**Task requirements:**
Look through the listing and locate every line containing the word "freundlichen"; copy those lines.
☆ ☆ ☆
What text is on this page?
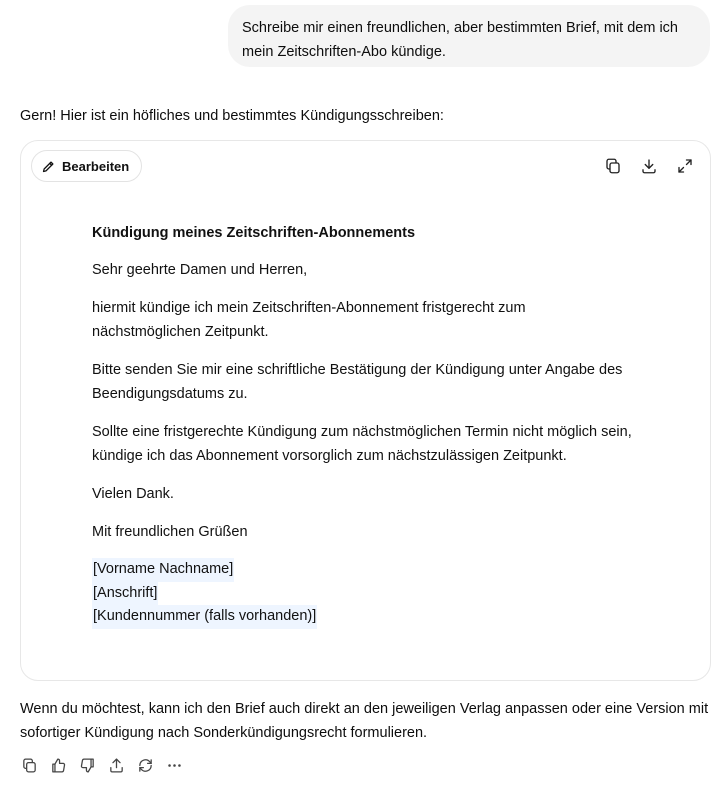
Schreibe mir einen freundlichen, aber bestimmten Brief, mit dem ich mein Zeitschriften-Abo kündige.
Gern! Hier ist ein höfliches und bestimmtes Kündigungsschreiben:
Bearbeiten
Kündigung meines Zeitschriften-Abonnements

Sehr geehrte Damen und Herren,

hiermit kündige ich mein Zeitschriften-Abonnement fristgerecht zum nächstmöglichen Zeitpunkt.

Bitte senden Sie mir eine schriftliche Bestätigung der Kündigung unter Angabe des Beendigungsdatums zu.

Sollte eine fristgerechte Kündigung zum nächstmöglichen Termin nicht möglich sein, kündige ich das Abonnement vorsorglich zum nächstzulässigen Zeitpunkt.

Vielen Dank.

Mit freundlichen Grüßen

[Vorname Nachname]
[Anschrift]
[Kundennummer (falls vorhanden)]
Wenn du möchtest, kann ich den Brief auch direkt an den jeweiligen Verlag anpassen oder eine Version mit sofortiger Kündigung nach Sonderkündigungsrecht formulieren.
☆ ☆ ☆
**Answer in full:**
Schreibe mir einen freundlichen, aber bestimmten Brief, mit dem ich mein Zeitschriften-Abo kündige.
Mit freundlichen Grüßen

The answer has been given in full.